EXERCISE:
Each entry in the listing below should be restated word for word.

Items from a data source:
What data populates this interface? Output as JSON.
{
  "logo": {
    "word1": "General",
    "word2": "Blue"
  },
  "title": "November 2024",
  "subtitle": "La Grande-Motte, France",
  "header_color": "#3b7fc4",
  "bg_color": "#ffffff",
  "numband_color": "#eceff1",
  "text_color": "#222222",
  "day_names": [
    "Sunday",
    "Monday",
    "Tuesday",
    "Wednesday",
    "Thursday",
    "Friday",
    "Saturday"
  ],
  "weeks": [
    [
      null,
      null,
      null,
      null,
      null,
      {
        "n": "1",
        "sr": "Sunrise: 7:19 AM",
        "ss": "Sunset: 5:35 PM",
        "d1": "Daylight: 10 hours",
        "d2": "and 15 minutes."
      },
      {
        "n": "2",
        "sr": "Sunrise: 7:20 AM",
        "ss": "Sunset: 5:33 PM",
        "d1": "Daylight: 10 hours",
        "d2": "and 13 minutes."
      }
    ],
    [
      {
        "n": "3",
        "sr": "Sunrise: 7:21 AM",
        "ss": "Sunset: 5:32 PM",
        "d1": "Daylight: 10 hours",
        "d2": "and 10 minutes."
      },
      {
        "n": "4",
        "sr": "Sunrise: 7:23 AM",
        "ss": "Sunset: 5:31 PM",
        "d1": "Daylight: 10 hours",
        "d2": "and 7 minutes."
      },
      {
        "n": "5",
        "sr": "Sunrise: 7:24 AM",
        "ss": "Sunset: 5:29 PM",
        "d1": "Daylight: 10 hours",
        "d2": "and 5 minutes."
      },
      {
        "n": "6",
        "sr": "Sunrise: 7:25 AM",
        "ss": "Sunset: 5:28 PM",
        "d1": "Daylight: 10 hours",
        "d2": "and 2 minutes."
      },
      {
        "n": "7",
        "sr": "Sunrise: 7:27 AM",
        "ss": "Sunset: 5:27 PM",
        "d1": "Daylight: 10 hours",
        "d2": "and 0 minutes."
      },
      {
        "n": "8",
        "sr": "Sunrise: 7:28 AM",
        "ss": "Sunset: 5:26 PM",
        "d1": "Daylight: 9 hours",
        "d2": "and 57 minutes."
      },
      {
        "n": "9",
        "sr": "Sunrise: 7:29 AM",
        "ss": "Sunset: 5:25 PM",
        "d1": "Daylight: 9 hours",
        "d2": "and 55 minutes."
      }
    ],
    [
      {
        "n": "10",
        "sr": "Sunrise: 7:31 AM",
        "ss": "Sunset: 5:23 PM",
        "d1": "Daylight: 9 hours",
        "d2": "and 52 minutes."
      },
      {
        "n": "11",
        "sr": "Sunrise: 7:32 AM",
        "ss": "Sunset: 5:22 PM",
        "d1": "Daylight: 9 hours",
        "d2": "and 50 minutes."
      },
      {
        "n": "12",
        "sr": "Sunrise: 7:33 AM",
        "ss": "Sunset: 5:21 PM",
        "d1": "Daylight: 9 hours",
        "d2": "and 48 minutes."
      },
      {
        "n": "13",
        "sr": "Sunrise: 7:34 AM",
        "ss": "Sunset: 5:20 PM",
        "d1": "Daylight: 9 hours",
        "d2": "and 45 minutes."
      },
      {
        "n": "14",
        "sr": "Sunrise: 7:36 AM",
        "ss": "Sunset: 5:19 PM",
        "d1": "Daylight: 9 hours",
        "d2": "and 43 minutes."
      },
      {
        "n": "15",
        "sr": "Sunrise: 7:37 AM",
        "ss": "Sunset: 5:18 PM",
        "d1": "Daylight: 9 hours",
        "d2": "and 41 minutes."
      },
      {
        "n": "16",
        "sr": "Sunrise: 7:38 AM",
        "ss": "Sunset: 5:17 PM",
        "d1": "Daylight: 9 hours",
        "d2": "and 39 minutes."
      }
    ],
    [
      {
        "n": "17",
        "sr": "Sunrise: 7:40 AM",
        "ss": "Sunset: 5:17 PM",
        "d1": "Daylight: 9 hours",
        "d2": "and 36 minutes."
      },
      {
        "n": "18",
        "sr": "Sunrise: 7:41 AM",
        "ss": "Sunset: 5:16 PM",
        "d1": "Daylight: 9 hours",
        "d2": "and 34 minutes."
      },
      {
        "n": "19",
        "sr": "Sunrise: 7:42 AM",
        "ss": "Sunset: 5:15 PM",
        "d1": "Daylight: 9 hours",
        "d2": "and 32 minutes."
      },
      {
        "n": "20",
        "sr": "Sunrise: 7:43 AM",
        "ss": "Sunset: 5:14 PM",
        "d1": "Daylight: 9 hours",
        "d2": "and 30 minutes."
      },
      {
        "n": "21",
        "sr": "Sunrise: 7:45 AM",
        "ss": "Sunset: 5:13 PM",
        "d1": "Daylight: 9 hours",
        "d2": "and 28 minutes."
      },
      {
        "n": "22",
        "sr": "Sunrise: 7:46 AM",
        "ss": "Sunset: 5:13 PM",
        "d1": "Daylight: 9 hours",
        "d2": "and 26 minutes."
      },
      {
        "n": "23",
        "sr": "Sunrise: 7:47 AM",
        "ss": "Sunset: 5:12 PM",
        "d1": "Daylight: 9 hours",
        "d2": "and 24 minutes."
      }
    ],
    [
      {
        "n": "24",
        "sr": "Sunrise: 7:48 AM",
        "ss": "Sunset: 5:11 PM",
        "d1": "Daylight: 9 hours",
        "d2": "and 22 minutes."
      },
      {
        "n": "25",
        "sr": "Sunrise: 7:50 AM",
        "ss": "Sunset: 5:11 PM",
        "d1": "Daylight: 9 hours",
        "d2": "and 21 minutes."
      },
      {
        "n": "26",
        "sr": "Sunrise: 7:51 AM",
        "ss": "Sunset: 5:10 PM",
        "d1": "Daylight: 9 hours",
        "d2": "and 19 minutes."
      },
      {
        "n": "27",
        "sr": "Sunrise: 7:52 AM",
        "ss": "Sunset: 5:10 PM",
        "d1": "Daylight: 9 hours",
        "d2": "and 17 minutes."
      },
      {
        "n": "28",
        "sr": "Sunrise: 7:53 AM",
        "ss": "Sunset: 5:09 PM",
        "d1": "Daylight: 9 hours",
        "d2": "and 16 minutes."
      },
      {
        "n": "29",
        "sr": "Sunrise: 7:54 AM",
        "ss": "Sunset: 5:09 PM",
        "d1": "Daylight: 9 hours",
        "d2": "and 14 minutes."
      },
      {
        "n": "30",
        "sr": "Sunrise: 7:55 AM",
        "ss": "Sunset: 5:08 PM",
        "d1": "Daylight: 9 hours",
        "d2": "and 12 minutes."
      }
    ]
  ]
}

EXPECTED ANSWER:
What data populates this interface? Output as JSON.
{
  "logo": {
    "word1": "General",
    "word2": "Blue"
  },
  "title": "November 2024",
  "subtitle": "La Grande-Motte, France",
  "header_color": "#3b7fc4",
  "bg_color": "#ffffff",
  "numband_color": "#eceff1",
  "text_color": "#222222",
  "day_names": [
    "Sunday",
    "Monday",
    "Tuesday",
    "Wednesday",
    "Thursday",
    "Friday",
    "Saturday"
  ],
  "weeks": [
    [
      null,
      null,
      null,
      null,
      null,
      {
        "n": "1",
        "sr": "Sunrise: 7:19 AM",
        "ss": "Sunset: 5:35 PM",
        "d1": "Daylight: 10 hours",
        "d2": "and 15 minutes."
      },
      {
        "n": "2",
        "sr": "Sunrise: 7:20 AM",
        "ss": "Sunset: 5:33 PM",
        "d1": "Daylight: 10 hours",
        "d2": "and 13 minutes."
      }
    ],
    [
      {
        "n": "3",
        "sr": "Sunrise: 7:21 AM",
        "ss": "Sunset: 5:32 PM",
        "d1": "Daylight: 10 hours",
        "d2": "and 10 minutes."
      },
      {
        "n": "4",
        "sr": "Sunrise: 7:23 AM",
        "ss": "Sunset: 5:31 PM",
        "d1": "Daylight: 10 hours",
        "d2": "and 7 minutes."
      },
      {
        "n": "5",
        "sr": "Sunrise: 7:24 AM",
        "ss": "Sunset: 5:29 PM",
        "d1": "Daylight: 10 hours",
        "d2": "and 5 minutes."
      },
      {
        "n": "6",
        "sr": "Sunrise: 7:25 AM",
        "ss": "Sunset: 5:28 PM",
        "d1": "Daylight: 10 hours",
        "d2": "and 2 minutes."
      },
      {
        "n": "7",
        "sr": "Sunrise: 7:27 AM",
        "ss": "Sunset: 5:27 PM",
        "d1": "Daylight: 10 hours",
        "d2": "and 0 minutes."
      },
      {
        "n": "8",
        "sr": "Sunrise: 7:28 AM",
        "ss": "Sunset: 5:26 PM",
        "d1": "Daylight: 9 hours",
        "d2": "and 57 minutes."
      },
      {
        "n": "9",
        "sr": "Sunrise: 7:29 AM",
        "ss": "Sunset: 5:25 PM",
        "d1": "Daylight: 9 hours",
        "d2": "and 55 minutes."
      }
    ],
    [
      {
        "n": "10",
        "sr": "Sunrise: 7:31 AM",
        "ss": "Sunset: 5:23 PM",
        "d1": "Daylight: 9 hours",
        "d2": "and 52 minutes."
      },
      {
        "n": "11",
        "sr": "Sunrise: 7:32 AM",
        "ss": "Sunset: 5:22 PM",
        "d1": "Daylight: 9 hours",
        "d2": "and 50 minutes."
      },
      {
        "n": "12",
        "sr": "Sunrise: 7:33 AM",
        "ss": "Sunset: 5:21 PM",
        "d1": "Daylight: 9 hours",
        "d2": "and 48 minutes."
      },
      {
        "n": "13",
        "sr": "Sunrise: 7:34 AM",
        "ss": "Sunset: 5:20 PM",
        "d1": "Daylight: 9 hours",
        "d2": "and 45 minutes."
      },
      {
        "n": "14",
        "sr": "Sunrise: 7:36 AM",
        "ss": "Sunset: 5:19 PM",
        "d1": "Daylight: 9 hours",
        "d2": "and 43 minutes."
      },
      {
        "n": "15",
        "sr": "Sunrise: 7:37 AM",
        "ss": "Sunset: 5:18 PM",
        "d1": "Daylight: 9 hours",
        "d2": "and 41 minutes."
      },
      {
        "n": "16",
        "sr": "Sunrise: 7:38 AM",
        "ss": "Sunset: 5:17 PM",
        "d1": "Daylight: 9 hours",
        "d2": "and 39 minutes."
      }
    ],
    [
      {
        "n": "17",
        "sr": "Sunrise: 7:40 AM",
        "ss": "Sunset: 5:17 PM",
        "d1": "Daylight: 9 hours",
        "d2": "and 36 minutes."
      },
      {
        "n": "18",
        "sr": "Sunrise: 7:41 AM",
        "ss": "Sunset: 5:16 PM",
        "d1": "Daylight: 9 hours",
        "d2": "and 34 minutes."
      },
      {
        "n": "19",
        "sr": "Sunrise: 7:42 AM",
        "ss": "Sunset: 5:15 PM",
        "d1": "Daylight: 9 hours",
        "d2": "and 32 minutes."
      },
      {
        "n": "20",
        "sr": "Sunrise: 7:43 AM",
        "ss": "Sunset: 5:14 PM",
        "d1": "Daylight: 9 hours",
        "d2": "and 30 minutes."
      },
      {
        "n": "21",
        "sr": "Sunrise: 7:45 AM",
        "ss": "Sunset: 5:13 PM",
        "d1": "Daylight: 9 hours",
        "d2": "and 28 minutes."
      },
      {
        "n": "22",
        "sr": "Sunrise: 7:46 AM",
        "ss": "Sunset: 5:13 PM",
        "d1": "Daylight: 9 hours",
        "d2": "and 26 minutes."
      },
      {
        "n": "23",
        "sr": "Sunrise: 7:47 AM",
        "ss": "Sunset: 5:12 PM",
        "d1": "Daylight: 9 hours",
        "d2": "and 24 minutes."
      }
    ],
    [
      {
        "n": "24",
        "sr": "Sunrise: 7:48 AM",
        "ss": "Sunset: 5:11 PM",
        "d1": "Daylight: 9 hours",
        "d2": "and 22 minutes."
      },
      {
        "n": "25",
        "sr": "Sunrise: 7:50 AM",
        "ss": "Sunset: 5:11 PM",
        "d1": "Daylight: 9 hours",
        "d2": "and 21 minutes."
      },
      {
        "n": "26",
        "sr": "Sunrise: 7:51 AM",
        "ss": "Sunset: 5:10 PM",
        "d1": "Daylight: 9 hours",
        "d2": "and 19 minutes."
      },
      {
        "n": "27",
        "sr": "Sunrise: 7:52 AM",
        "ss": "Sunset: 5:10 PM",
        "d1": "Daylight: 9 hours",
        "d2": "and 17 minutes."
      },
      {
        "n": "28",
        "sr": "Sunrise: 7:53 AM",
        "ss": "Sunset: 5:09 PM",
        "d1": "Daylight: 9 hours",
        "d2": "and 16 minutes."
      },
      {
        "n": "29",
        "sr": "Sunrise: 7:54 AM",
        "ss": "Sunset: 5:09 PM",
        "d1": "Daylight: 9 hours",
        "d2": "and 14 minutes."
      },
      {
        "n": "30",
        "sr": "Sunrise: 7:55 AM",
        "ss": "Sunset: 5:08 PM",
        "d1": "Daylight: 9 hours",
        "d2": "and 12 minutes."
      }
    ]
  ]
}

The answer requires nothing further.